**Excerpted records:**

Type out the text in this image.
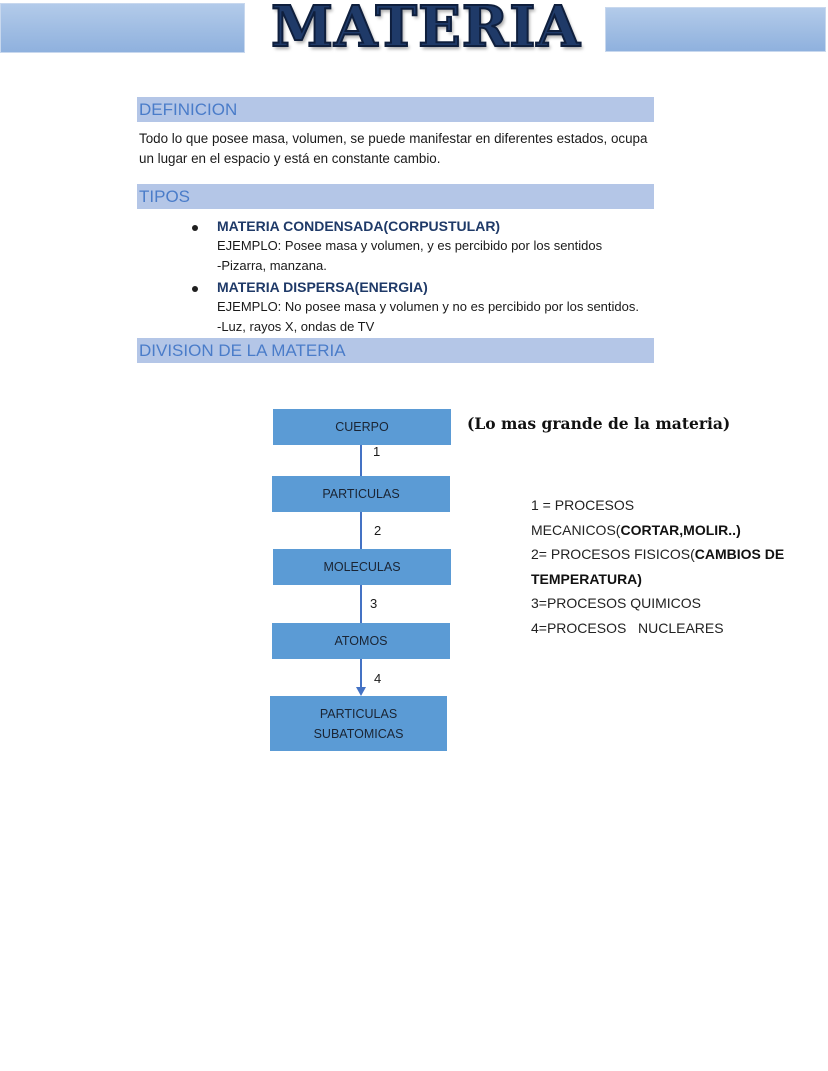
MATERIA
DEFINICION
Todo lo que posee masa, volumen, se puede manifestar en diferentes estados, ocupa
un lugar en el espacio y está en constante cambio.
TIPOS
MATERIA CONDENSADA(CORPUSTULAR)
EJEMPLO: Posee masa y volumen, y es percibido por los sentidos
-Pizarra, manzana.
MATERIA DISPERSA(ENERGIA)
EJEMPLO: No posee masa y volumen y no es percibido por los sentidos.
-Luz, rayos X, ondas de TV
DIVISION DE LA MATERIA
CUERPO
PARTICULAS
MOLECULAS
ATOMOS
PARTICULAS
SUBATOMICAS
1
2
3
4
(Lo mas grande de la materia)
1 = PROCESOS
MECANICOS(CORTAR,MOLIR..)
2= PROCESOS FISICOS(CAMBIOS DE
TEMPERATURA)
3=PROCESOS QUIMICOS
4=PROCESOS   NUCLEARES
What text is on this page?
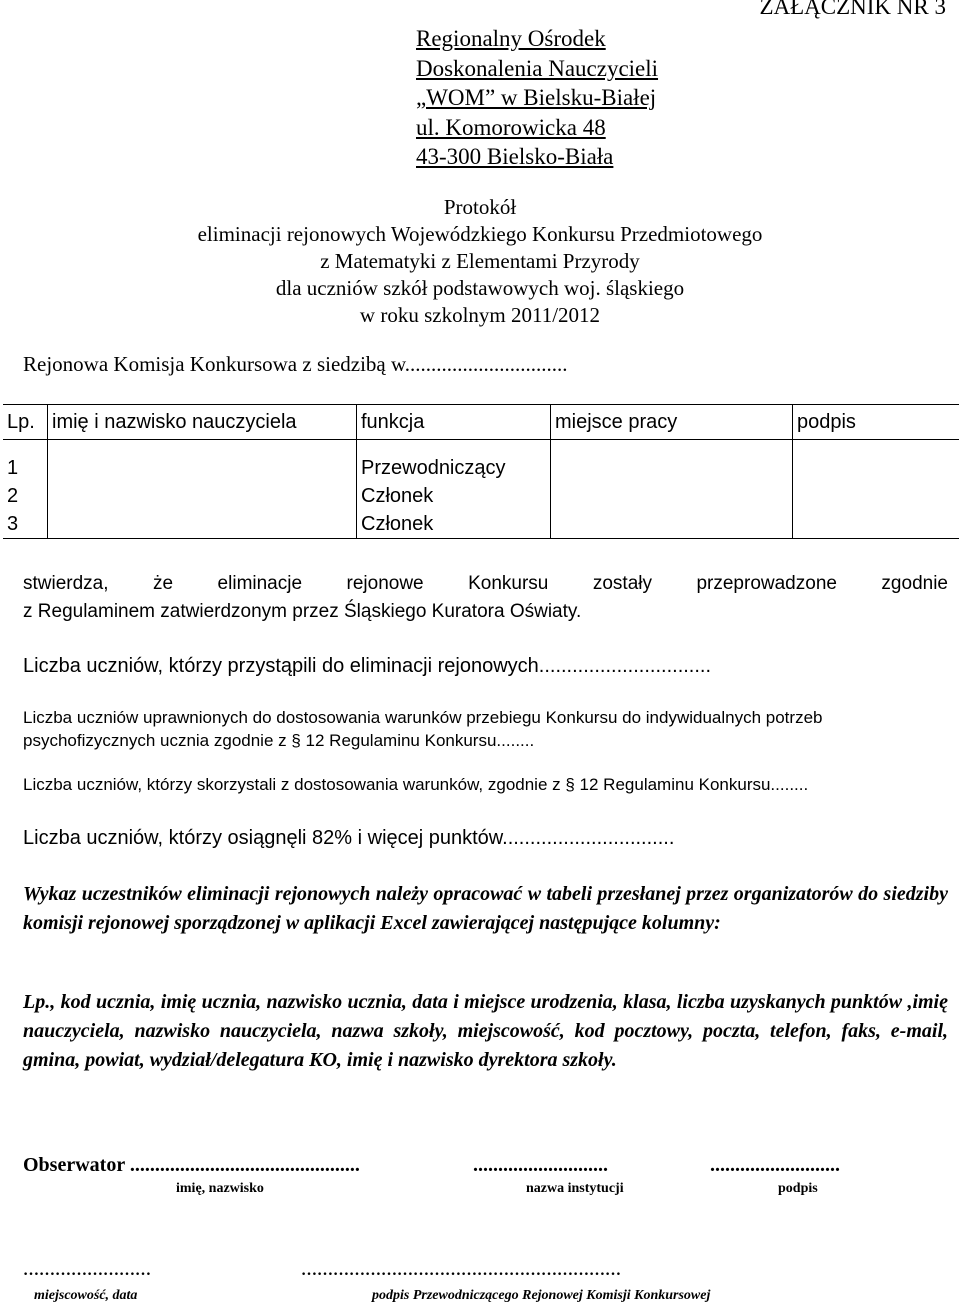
ZAŁĄCZNIK NR 3
Regionalny Ośrodek
Doskonalenia Nauczycieli
„WOM” w Bielsku-Białej
ul. Komorowicka 48
43-300 Bielsko-Biała
Protokół
eliminacji rejonowych Wojewódzkiego Konkursu Przedmiotowego
z Matematyki z Elementami Przyrody
dla uczniów szkół podstawowych woj. śląskiego
w roku szkolnym 2011/2012
Rejonowa Komisja Konkursowa z siedzibą w...............................
Lp.	imię i nazwisko nauczyciela	funkcja	miejsce pracy	podpis

1		Przewodniczący		
2		Członek		
3		Członek		
stwierdza, że eliminacje rejonowe Konkursu zostały przeprowadzone zgodnie
z Regulaminem zatwierdzonym przez Śląskiego Kuratora Oświaty.
Liczba uczniów, którzy przystąpili do eliminacji rejonowych...............................
Liczba uczniów uprawnionych do dostosowania warunków przebiegu Konkursu do indywidualnych potrzeb psychofizycznych ucznia zgodnie z § 12 Regulaminu Konkursu........
Liczba uczniów, którzy skorzystali z dostosowania warunków, zgodnie z § 12 Regulaminu Konkursu........
Liczba uczniów, którzy osiągnęli 82% i więcej punktów...............................
Wykaz uczestników eliminacji rejonowych należy opracować w tabeli przesłanej przez organizatorów do siedziby komisji rejonowej sporządzonej w aplikacji Excel zawierającej następujące kolumny:
Lp., kod ucznia, imię ucznia, nazwisko ucznia, data i miejsce urodzenia, klasa, liczba uzyskanych punktów ,imię nauczyciela, nazwisko nauczyciela, nazwa szkoły, miejscowość, kod pocztowy, poczta, telefon, faks, e-mail, gmina, powiat, wydział/delegatura KO, imię i nazwisko dyrektora szkoły.
Obserwator ..............................................	...........................	..........................
imię, nazwisko	nazwa instytucji	podpis
……………………	……………………………………………………
miejscowość, data	podpis Przewodniczącego Rejonowej Komisji Konkursowej
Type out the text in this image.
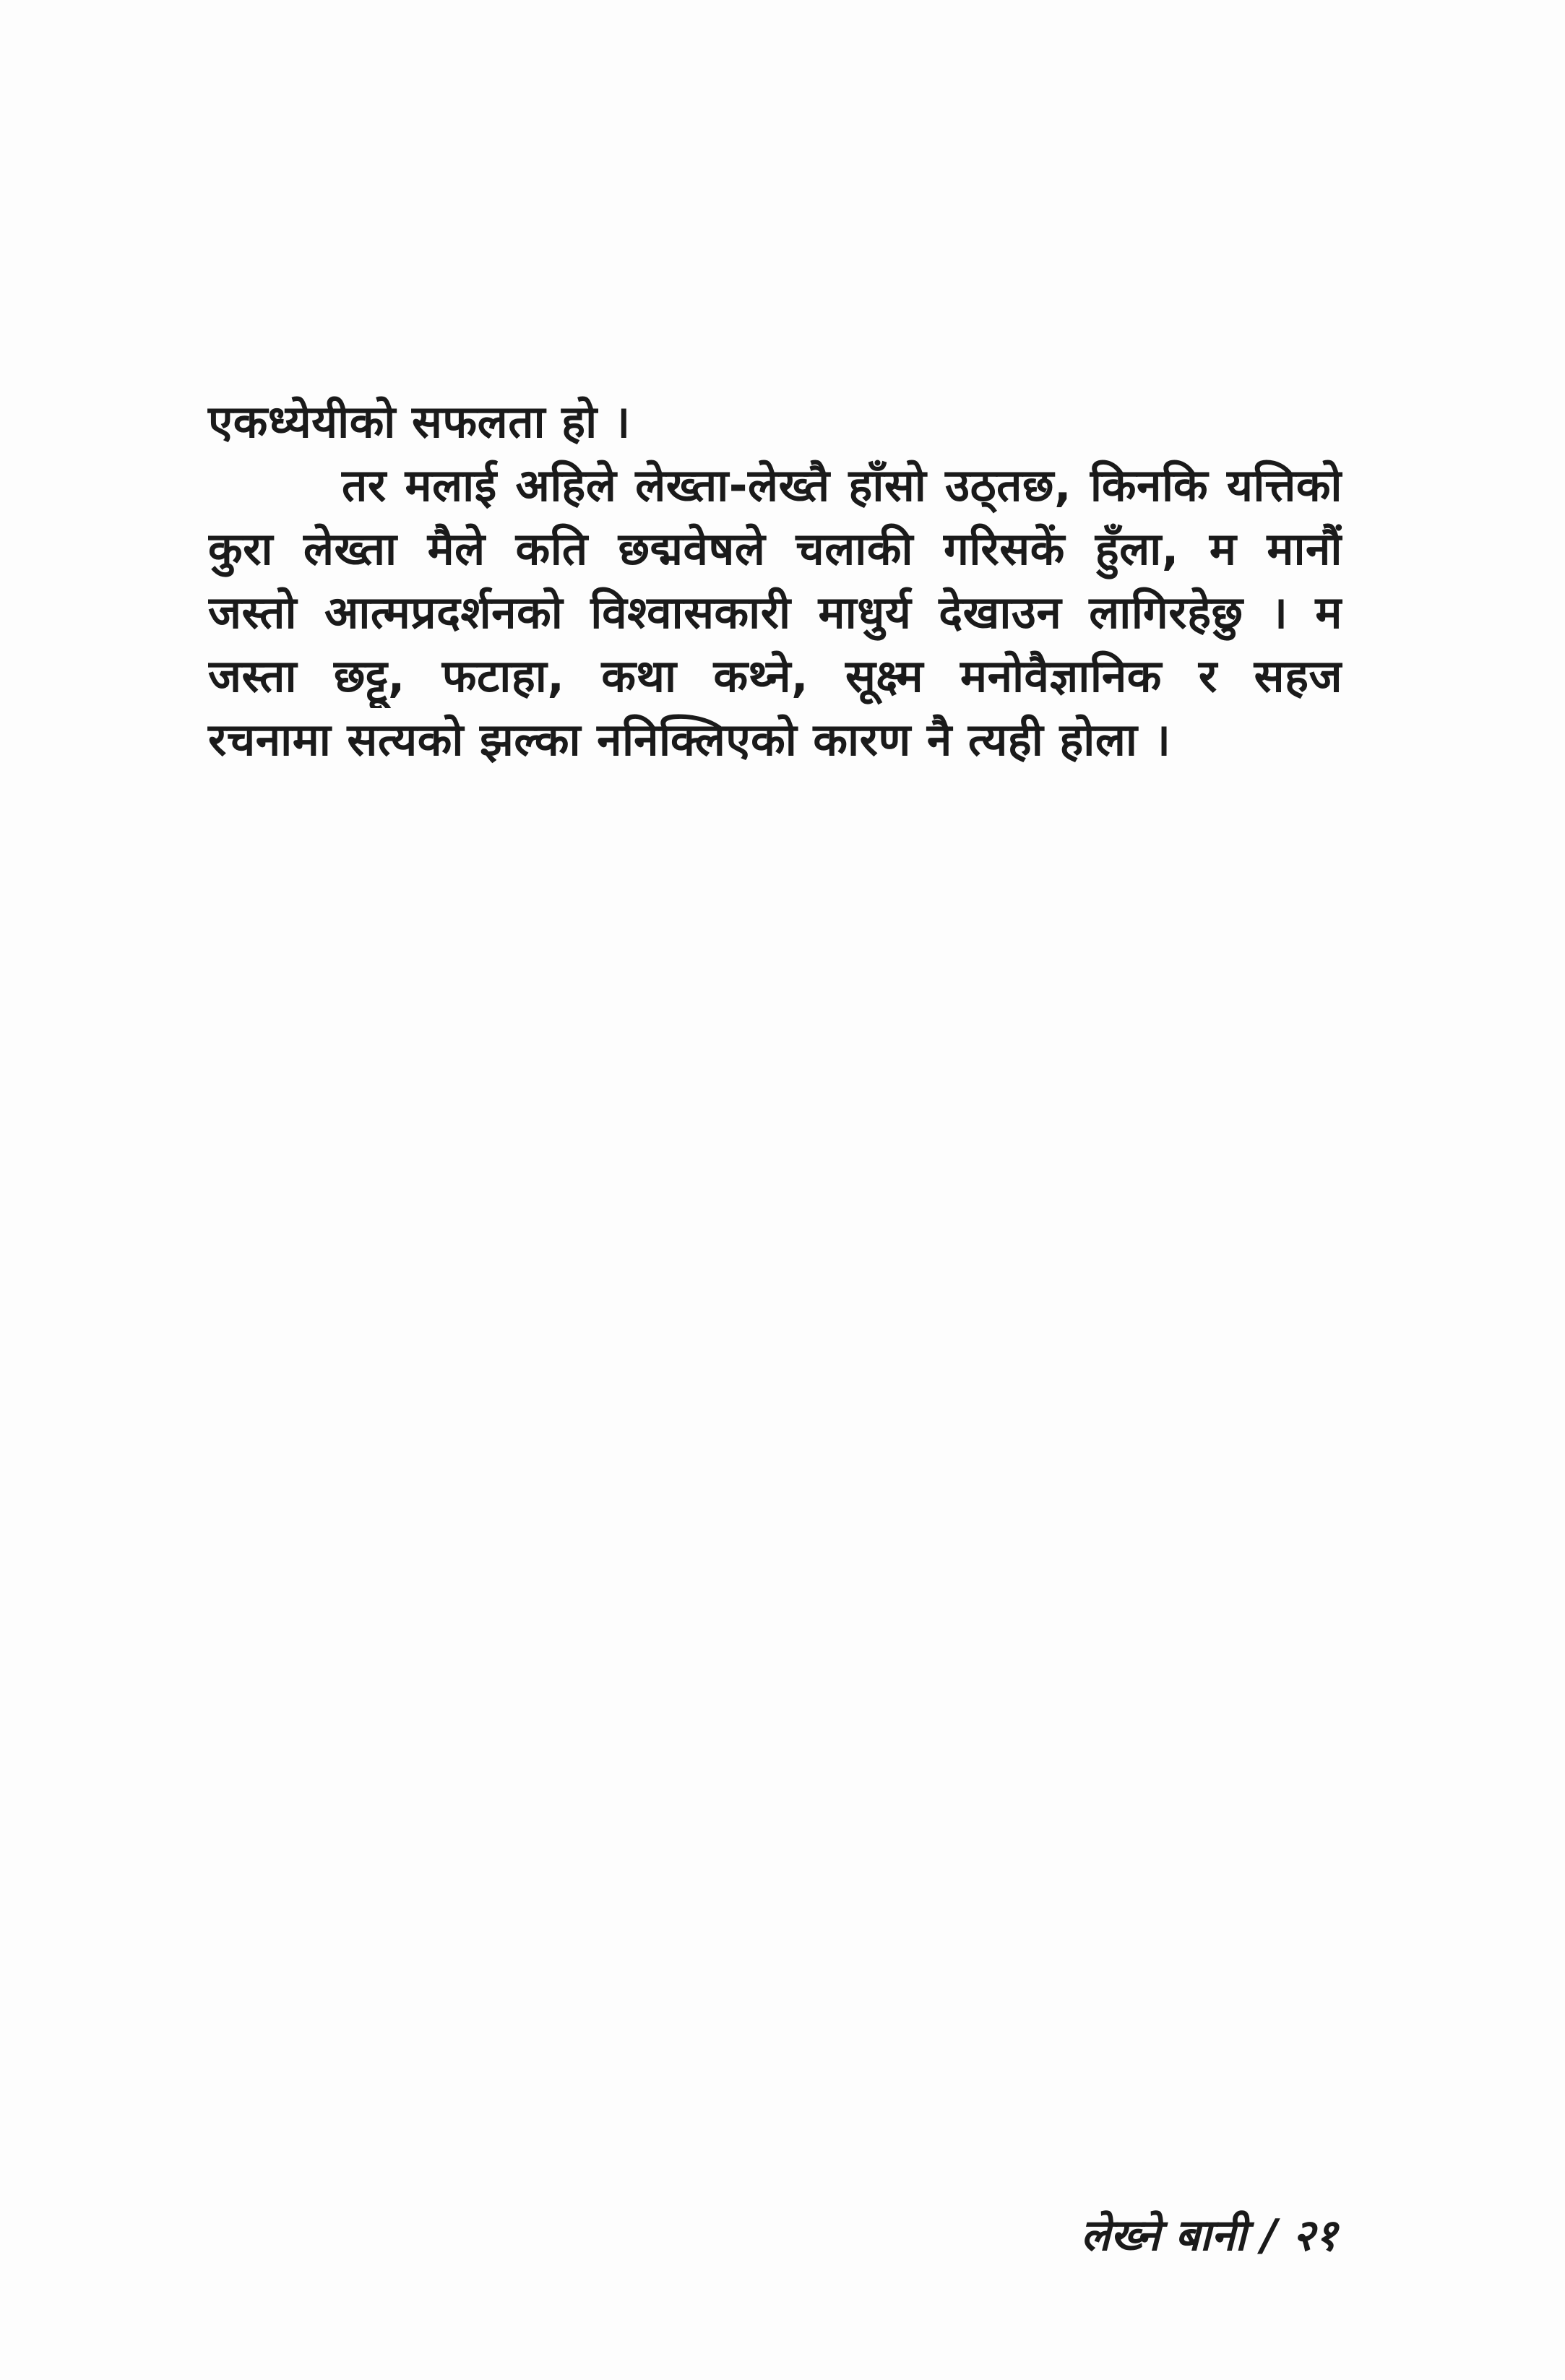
एकध्येयीको सफलता हो ।
तर मलाई अहिले लेख्ता-लेख्तै हाँसो उठ्तछ, किनकि यत्तिको
कुरा लेख्ता मैले कति छद्मवेषले चलाकी गरिसकें हुँला, म मानौं
जस्तो आत्मप्रदर्शनको विश्वासकारी माधुर्य देखाउन लागिरहेछु । म
जस्ता छट्टू, फटाहा, कथा कथ्ने, सूक्ष्म मनोवैज्ञानिक र सहज
रचनामा सत्यको झल्का ननिक्लिएको कारण नै त्यही होला ।
लेख्ने बानी / २१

**Instructions for the task:**
Would you mind returning each entry above word for word, skipping the images?

**Response to this task:**
Type out the text in this image.
MATERIA
DEFINICION
Todo lo que posee masa, volumen, se puede manifestar en diferentes estados, ocupa
un lugar en el espacio y está en constante cambio.
TIPOS
MATERIA CONDENSADA(CORPUSTULAR)
EJEMPLO: Posee masa y volumen, y es percibido por los sentidos
-Pizarra, manzana.
MATERIA DISPERSA(ENERGIA)
EJEMPLO: No posee masa y volumen y no es percibido por los sentidos.
-Luz, rayos X, ondas de TV
DIVISION DE LA MATERIA
CUERPO
PARTICULAS
MOLECULAS
ATOMOS
PARTICULAS
SUBATOMICAS
1
2
3
4
(Lo mas grande de la materia)
1 = PROCESOS
MECANICOS(CORTAR,MOLIR..)
2= PROCESOS FISICOS(CAMBIOS DE
TEMPERATURA)
3=PROCESOS QUIMICOS
4=PROCESOS   NUCLEARES
What text is on this page?
ZAŁĄCZNIK NR 3
Regionalny Ośrodek
Doskonalenia Nauczycieli
„WOM” w Bielsku-Białej
ul. Komorowicka 48
43-300 Bielsko-Biała
Protokół
eliminacji rejonowych Wojewódzkiego Konkursu Przedmiotowego
z Matematyki z Elementami Przyrody
dla uczniów szkół podstawowych woj. śląskiego
w roku szkolnym 2011/2012
Rejonowa Komisja Konkursowa z siedzibą w...............................
Lp.	imię i nazwisko nauczyciela	funkcja	miejsce pracy	podpis

1		Przewodniczący		
2		Członek		
3		Członek		
stwierdza, że eliminacje rejonowe Konkursu zostały przeprowadzone zgodnie
z Regulaminem zatwierdzonym przez Śląskiego Kuratora Oświaty.
Liczba uczniów, którzy przystąpili do eliminacji rejonowych...............................
Liczba uczniów uprawnionych do dostosowania warunków przebiegu Konkursu do indywidualnych potrzeb psychofizycznych ucznia zgodnie z § 12 Regulaminu Konkursu........
Liczba uczniów, którzy skorzystali z dostosowania warunków, zgodnie z § 12 Regulaminu Konkursu........
Liczba uczniów, którzy osiągnęli 82% i więcej punktów...............................
Wykaz uczestników eliminacji rejonowych należy opracować w tabeli przesłanej przez organizatorów do siedziby komisji rejonowej sporządzonej w aplikacji Excel zawierającej następujące kolumny:
Lp., kod ucznia, imię ucznia, nazwisko ucznia, data i miejsce urodzenia, klasa, liczba uzyskanych punktów ,imię nauczyciela, nazwisko nauczyciela, nazwa szkoły, miejscowość, kod pocztowy, poczta, telefon, faks, e-mail, gmina, powiat, wydział/delegatura KO, imię i nazwisko dyrektora szkoły.
Obserwator ..............................................	...........................	..........................
imię, nazwisko	nazwa instytucji	podpis
……………………	……………………………………………………
miejscowość, data	podpis Przewodniczącego Rejonowej Komisji Konkursowej
Type out the text in this image.
एकध्येयीको सफलता हो ।
तर मलाई अहिले लेख्ता-लेख्तै हाँसो उठ्तछ, किनकि यत्तिको
कुरा लेख्ता मैले कति छद्मवेषले चलाकी गरिसकें हुँला, म मानौं
जस्तो आत्मप्रदर्शनको विश्वासकारी माधुर्य देखाउन लागिरहेछु । म
जस्ता छट्टू, फटाहा, कथा कथ्ने, सूक्ष्म मनोवैज्ञानिक र सहज
रचनामा सत्यको झल्का ननिक्लिएको कारण नै त्यही होला ।
लेख्ने बानी / २१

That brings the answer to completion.